Set exercise> Return the number of lines holding "terminals", with nothing added.

== Task input ==

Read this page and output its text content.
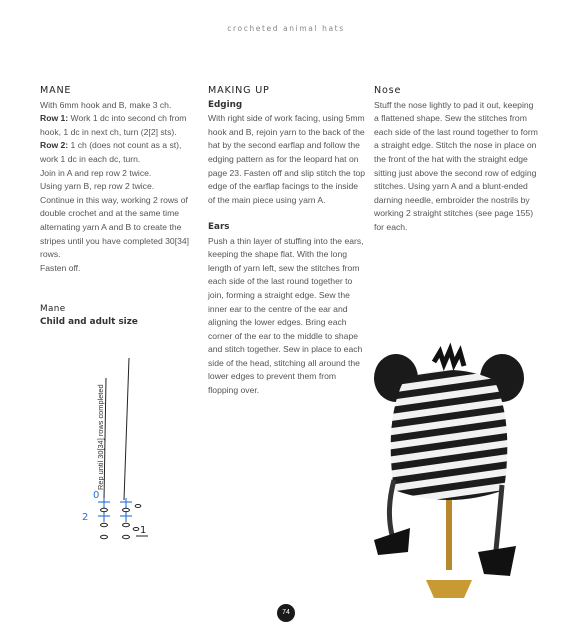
crocheted animal hats
MANE

With 6mm hook and B, make 3 ch.

Row 1: Work 1 dc into second ch from hook, 1 dc in next ch, turn (2[2] sts).

Row 2: 1 ch (does not count as a st), work 1 dc in each dc, turn.

Join in A and rep row 2 twice.

Using yarn B, rep row 2 twice.

Continue in this way, working 2 rows of double crochet and at the same time alternating yarn A and B to create the stripes until you have completed 30[34] rows.

Fasten off.

Mane
Child and adult size
Rep until 30[34] rows completed
0
2
1
MAKING UP
Edging

With right side of work facing, using 5mm hook and B, rejoin yarn to the back of the hat by the second earflap and follow the edging pattern as for the leopard hat on page 23. Fasten off and slip stitch the top edge of the earflap facings to the inside of the main piece using yarn A.

Ears

Push a thin layer of stuffing into the ears, keeping the shape flat. With the long length of yarn left, sew the stitches from each side of the last round together to join, forming a straight edge. Sew the inner ear to the centre of the ear and aligning the lower edges. Bring each corner of the ear to the middle to shape and stitch together. Sew in place to each side of the head, stitching all around the lower edges to prevent them from flopping over.

Nose

Stuff the nose lightly to pad it out, keeping a flattened shape. Sew the stitches from each side of the last round together to form a straight edge. Stitch the nose in place on the front of the hat with the straight edge sitting just above the second row of edging stitches. Using yarn A and a blunt-ended darning needle, embroider the nostrils by working 2 straight stitches (see page 155) for each.

74
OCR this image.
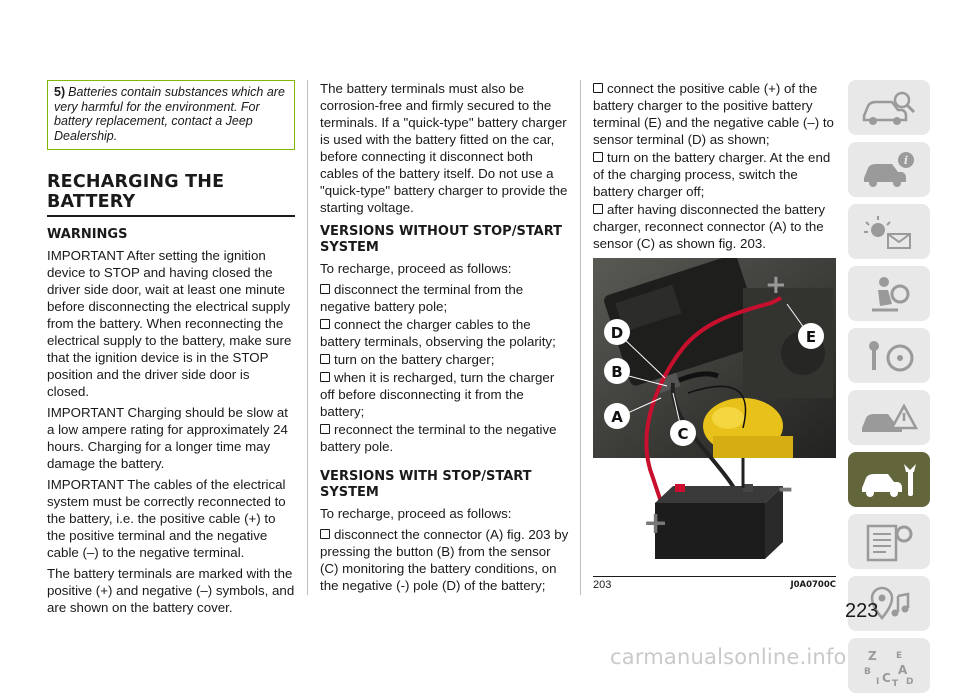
5) Batteries contain substances which are very harmful for the environment. For battery replacement, contact a Jeep Dealership.
RECHARGING THE BATTERY
WARNINGS

IMPORTANT After setting the ignition device to STOP and having closed the driver side door, wait at least one minute before disconnecting the electrical supply from the battery. When reconnecting the electrical supply to the battery, make sure that the ignition device is in the STOP position and the driver side door is closed.

IMPORTANT Charging should be slow at a low ampere rating for approximately 24 hours. Charging for a longer time may damage the battery.

IMPORTANT The cables of the electrical system must be correctly reconnected to the battery, i.e. the positive cable (+) to the positive terminal and the negative cable (–) to the negative terminal.

The battery terminals are marked with the positive (+) and negative (–) symbols, and are shown on the battery cover.

The battery terminals must also be corrosion-free and firmly secured to the terminals. If a "quick-type" battery charger is used with the battery fitted on the car, before connecting it disconnect both cables of the battery itself. Do not use a "quick-type" battery charger to provide the starting voltage.

VERSIONS WITHOUT STOP/START SYSTEM

To recharge, proceed as follows:

disconnect the terminal from the negative battery pole;
connect the charger cables to the battery terminals, observing the polarity;
turn on the battery charger;
when it is recharged, turn the charger off before disconnecting it from the battery;
reconnect the terminal to the negative battery pole.
VERSIONS WITH STOP/START SYSTEM

To recharge, proceed as follows:

disconnect the connector (A) fig. 203 by pressing the button (B) from the sensor (C) monitoring the battery conditions, on the negative (-) pole (D) of the battery;
connect the positive cable (+) of the battery charger to the positive battery terminal (E) and the negative cable (–) to sensor terminal (D) as shown;
turn on the battery charger. At the end of the charging process, switch the battery charger off;
after having disconnected the battery charger, reconnect connector (A) to the sensor (C) as shown fig. 203.
+
–
+
D
B
A
C
E
203	J0A0700C
i
Z E
B A
I C T D
223
carmanualsonline.info
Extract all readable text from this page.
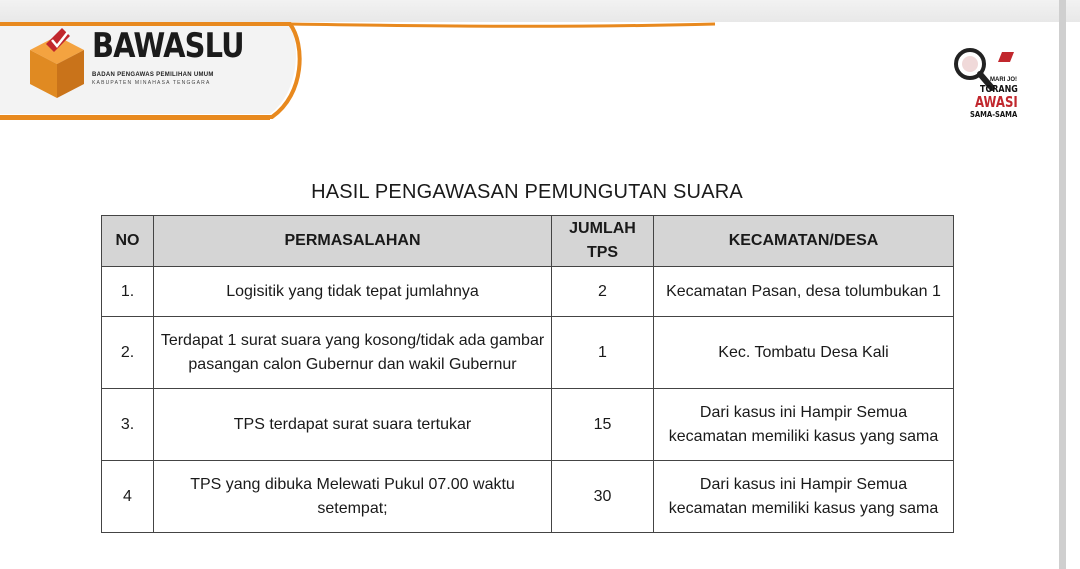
BAWASLU
BADAN PENGAWAS PEMILIHAN UMUM
KABUPATEN MINAHASA TENGGARA	MARI JO!
TORANG
AWASI
SAMA-SAMA
HASIL PENGAWASAN PEMUNGUTAN SUARA
NO	PERMASALAHAN	JUMLAH TPS	KECAMATAN/DESA
1.	Logisitik yang tidak tepat jumlahnya	2	Kecamatan Pasan, desa tolumbukan 1
2.	Terdapat 1 surat suara yang kosong/tidak ada gambar pasangan calon Gubernur dan wakil Gubernur	1	Kec. Tombatu Desa Kali
3.	TPS terdapat surat suara tertukar	15	Dari kasus ini Hampir Semua kecamatan memiliki kasus yang sama
4	TPS yang dibuka Melewati Pukul 07.00 waktu setempat;	30	Dari kasus ini Hampir Semua kecamatan memiliki kasus yang sama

===

Worked solution> 3